Structured figure records
◆ ◆ ◆ ◆

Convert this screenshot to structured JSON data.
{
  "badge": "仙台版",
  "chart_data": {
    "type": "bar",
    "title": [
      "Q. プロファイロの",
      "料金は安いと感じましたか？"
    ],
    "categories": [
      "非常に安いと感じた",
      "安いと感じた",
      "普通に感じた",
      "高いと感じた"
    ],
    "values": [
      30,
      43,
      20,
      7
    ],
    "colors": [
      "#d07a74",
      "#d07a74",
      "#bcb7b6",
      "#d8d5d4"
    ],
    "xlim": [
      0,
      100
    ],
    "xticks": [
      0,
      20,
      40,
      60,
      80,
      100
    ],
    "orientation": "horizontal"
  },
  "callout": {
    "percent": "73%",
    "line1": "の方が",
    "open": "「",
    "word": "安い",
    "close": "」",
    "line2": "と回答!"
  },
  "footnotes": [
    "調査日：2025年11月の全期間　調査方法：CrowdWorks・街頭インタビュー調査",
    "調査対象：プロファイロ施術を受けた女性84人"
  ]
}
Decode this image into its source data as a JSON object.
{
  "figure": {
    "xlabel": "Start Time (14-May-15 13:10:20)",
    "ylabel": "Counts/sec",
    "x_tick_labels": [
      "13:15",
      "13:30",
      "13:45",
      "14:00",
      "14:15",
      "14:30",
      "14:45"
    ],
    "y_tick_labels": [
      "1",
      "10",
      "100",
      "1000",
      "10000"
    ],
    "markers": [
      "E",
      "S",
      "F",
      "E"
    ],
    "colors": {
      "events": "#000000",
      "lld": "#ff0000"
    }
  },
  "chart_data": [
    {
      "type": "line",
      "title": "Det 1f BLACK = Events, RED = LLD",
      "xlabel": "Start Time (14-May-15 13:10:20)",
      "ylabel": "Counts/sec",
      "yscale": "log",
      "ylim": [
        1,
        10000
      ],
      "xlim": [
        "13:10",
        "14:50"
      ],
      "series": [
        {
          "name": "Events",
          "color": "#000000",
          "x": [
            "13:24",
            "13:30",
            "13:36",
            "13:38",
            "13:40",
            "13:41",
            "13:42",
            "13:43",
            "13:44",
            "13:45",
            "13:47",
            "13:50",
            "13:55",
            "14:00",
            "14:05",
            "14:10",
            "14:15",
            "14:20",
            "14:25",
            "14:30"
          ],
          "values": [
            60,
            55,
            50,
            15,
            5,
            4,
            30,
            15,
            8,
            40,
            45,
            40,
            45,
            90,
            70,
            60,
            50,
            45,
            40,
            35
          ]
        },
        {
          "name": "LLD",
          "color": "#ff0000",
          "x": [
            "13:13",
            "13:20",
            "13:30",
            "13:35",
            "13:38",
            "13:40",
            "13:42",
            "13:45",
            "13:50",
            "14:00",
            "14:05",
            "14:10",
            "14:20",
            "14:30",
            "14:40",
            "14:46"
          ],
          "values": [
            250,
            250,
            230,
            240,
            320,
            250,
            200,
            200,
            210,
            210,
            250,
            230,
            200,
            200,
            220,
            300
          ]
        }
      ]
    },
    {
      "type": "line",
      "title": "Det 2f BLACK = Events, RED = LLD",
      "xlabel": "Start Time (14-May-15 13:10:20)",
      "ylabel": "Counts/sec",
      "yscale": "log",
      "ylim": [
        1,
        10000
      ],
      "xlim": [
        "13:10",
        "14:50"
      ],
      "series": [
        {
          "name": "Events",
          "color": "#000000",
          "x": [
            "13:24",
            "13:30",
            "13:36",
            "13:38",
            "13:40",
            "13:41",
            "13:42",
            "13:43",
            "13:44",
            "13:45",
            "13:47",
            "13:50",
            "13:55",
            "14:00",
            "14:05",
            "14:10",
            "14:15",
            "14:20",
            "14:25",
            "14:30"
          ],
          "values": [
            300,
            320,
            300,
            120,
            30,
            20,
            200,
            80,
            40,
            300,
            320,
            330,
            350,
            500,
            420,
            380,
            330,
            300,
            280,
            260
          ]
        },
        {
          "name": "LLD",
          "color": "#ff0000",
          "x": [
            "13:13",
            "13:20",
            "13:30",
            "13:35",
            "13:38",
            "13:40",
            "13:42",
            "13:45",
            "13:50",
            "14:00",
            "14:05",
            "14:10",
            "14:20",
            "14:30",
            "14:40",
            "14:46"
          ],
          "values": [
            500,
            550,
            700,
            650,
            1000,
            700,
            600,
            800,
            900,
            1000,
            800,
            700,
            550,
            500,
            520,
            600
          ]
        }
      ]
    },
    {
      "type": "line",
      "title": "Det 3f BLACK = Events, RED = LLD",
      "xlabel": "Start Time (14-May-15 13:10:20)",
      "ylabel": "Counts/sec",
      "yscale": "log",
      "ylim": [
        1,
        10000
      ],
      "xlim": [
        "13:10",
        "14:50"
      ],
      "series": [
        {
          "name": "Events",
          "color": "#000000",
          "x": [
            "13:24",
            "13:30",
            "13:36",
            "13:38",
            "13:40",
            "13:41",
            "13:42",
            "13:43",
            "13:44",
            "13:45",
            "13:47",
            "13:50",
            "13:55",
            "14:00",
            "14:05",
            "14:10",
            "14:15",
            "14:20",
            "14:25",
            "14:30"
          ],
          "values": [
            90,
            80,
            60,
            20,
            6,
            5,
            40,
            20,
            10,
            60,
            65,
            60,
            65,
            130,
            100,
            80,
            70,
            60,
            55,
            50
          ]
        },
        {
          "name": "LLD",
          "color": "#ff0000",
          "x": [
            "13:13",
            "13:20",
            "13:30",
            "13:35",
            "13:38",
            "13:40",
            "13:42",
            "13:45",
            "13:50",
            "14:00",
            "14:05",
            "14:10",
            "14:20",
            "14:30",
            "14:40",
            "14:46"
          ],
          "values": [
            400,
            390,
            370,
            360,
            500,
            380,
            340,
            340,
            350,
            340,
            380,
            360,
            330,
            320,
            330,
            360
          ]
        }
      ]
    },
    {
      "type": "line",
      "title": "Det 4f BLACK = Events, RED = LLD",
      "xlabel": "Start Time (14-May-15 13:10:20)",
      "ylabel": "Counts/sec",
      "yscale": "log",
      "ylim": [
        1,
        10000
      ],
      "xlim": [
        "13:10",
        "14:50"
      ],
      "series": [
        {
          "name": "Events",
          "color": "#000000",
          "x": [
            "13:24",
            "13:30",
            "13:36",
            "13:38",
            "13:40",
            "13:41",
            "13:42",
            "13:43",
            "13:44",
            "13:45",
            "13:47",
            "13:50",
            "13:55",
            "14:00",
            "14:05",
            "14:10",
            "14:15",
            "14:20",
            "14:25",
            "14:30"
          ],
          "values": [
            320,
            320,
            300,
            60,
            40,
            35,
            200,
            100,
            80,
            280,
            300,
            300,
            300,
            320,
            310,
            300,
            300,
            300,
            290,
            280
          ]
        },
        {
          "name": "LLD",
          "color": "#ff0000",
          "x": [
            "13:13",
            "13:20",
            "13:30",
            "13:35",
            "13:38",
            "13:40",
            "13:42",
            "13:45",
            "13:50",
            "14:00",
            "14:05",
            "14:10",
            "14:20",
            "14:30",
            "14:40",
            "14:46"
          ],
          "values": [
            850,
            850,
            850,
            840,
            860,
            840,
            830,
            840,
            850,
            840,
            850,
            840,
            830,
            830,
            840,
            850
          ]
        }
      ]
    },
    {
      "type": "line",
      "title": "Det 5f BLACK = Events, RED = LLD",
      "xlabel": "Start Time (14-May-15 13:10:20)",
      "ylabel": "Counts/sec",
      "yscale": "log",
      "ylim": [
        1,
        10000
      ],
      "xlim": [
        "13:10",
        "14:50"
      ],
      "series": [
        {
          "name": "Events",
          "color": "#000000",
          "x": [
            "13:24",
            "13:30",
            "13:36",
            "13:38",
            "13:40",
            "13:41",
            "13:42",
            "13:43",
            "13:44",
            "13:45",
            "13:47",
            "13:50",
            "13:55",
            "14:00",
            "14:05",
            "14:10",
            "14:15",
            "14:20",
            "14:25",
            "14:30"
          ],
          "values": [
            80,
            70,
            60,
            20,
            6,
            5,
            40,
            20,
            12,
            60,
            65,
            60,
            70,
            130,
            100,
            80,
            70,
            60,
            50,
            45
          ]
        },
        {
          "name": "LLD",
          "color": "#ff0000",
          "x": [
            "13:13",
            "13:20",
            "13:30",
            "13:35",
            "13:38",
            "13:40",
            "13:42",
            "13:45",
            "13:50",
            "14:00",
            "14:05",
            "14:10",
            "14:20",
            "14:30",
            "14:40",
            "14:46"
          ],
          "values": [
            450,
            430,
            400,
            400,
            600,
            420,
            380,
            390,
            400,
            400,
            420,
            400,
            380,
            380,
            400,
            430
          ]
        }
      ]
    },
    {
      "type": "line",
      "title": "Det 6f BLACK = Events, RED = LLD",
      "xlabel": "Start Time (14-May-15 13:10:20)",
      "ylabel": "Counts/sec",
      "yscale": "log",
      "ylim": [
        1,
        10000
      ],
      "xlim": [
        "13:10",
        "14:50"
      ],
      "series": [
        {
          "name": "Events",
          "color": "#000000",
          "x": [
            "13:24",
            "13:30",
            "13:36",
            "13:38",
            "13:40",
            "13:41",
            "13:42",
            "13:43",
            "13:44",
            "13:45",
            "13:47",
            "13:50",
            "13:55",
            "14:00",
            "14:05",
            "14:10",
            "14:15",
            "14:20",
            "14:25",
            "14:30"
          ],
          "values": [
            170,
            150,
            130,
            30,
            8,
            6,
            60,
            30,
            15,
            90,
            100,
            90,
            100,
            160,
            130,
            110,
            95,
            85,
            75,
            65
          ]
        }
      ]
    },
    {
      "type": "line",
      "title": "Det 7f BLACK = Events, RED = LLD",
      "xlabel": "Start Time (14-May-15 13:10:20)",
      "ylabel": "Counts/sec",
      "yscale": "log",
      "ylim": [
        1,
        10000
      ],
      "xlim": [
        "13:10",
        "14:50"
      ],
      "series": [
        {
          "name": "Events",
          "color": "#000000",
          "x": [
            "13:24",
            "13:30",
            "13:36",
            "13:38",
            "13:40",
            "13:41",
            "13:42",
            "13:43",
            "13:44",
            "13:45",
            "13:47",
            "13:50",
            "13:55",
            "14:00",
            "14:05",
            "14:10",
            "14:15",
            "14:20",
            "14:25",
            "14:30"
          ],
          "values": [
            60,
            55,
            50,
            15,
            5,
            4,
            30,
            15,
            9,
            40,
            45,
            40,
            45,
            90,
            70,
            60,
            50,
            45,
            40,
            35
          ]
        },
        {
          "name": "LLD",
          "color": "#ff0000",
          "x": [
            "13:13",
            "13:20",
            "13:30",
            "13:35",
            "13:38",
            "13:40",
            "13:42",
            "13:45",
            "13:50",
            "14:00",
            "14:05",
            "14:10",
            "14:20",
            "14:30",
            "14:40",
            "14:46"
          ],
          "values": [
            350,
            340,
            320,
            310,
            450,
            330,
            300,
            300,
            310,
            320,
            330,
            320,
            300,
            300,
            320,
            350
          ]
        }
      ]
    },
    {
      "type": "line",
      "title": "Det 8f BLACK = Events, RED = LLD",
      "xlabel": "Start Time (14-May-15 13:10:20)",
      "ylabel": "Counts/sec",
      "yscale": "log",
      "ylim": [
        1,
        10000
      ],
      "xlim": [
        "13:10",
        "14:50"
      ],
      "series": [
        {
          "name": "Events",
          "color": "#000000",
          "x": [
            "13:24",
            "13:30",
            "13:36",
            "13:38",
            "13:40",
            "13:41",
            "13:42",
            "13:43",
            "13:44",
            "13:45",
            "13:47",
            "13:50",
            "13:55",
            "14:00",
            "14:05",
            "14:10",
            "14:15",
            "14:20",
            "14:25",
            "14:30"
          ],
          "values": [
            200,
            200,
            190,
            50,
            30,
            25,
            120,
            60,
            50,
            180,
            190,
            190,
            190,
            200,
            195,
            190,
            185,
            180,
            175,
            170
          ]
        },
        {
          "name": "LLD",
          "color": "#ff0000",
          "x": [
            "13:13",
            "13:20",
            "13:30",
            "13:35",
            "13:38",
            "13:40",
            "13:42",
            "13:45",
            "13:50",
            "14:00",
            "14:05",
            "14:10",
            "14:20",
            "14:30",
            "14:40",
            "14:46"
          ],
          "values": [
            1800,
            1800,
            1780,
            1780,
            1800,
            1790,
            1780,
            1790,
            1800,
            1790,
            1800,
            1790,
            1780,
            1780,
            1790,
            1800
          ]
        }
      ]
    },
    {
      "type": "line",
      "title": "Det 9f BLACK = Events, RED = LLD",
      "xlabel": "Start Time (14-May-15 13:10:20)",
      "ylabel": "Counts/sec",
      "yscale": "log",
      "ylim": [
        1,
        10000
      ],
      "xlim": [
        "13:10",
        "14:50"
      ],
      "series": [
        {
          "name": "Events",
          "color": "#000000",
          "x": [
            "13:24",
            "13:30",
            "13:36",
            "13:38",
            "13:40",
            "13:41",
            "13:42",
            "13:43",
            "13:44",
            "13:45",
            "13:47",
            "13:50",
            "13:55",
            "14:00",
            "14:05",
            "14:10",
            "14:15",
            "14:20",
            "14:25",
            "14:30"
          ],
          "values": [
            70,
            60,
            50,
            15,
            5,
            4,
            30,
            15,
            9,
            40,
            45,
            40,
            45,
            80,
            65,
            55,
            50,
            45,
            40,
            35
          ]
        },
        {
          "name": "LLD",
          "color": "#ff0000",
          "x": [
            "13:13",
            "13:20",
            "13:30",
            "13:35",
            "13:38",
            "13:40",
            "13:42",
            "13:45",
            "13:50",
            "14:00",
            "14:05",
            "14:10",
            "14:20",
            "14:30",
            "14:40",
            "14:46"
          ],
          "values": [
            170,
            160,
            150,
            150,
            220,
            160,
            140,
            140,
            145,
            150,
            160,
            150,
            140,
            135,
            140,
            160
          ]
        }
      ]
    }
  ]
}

◆ ◆ ◆ ◆

Using the listing above, work out how many of its lines include "BLACK", and give only the result.

Written solution: 9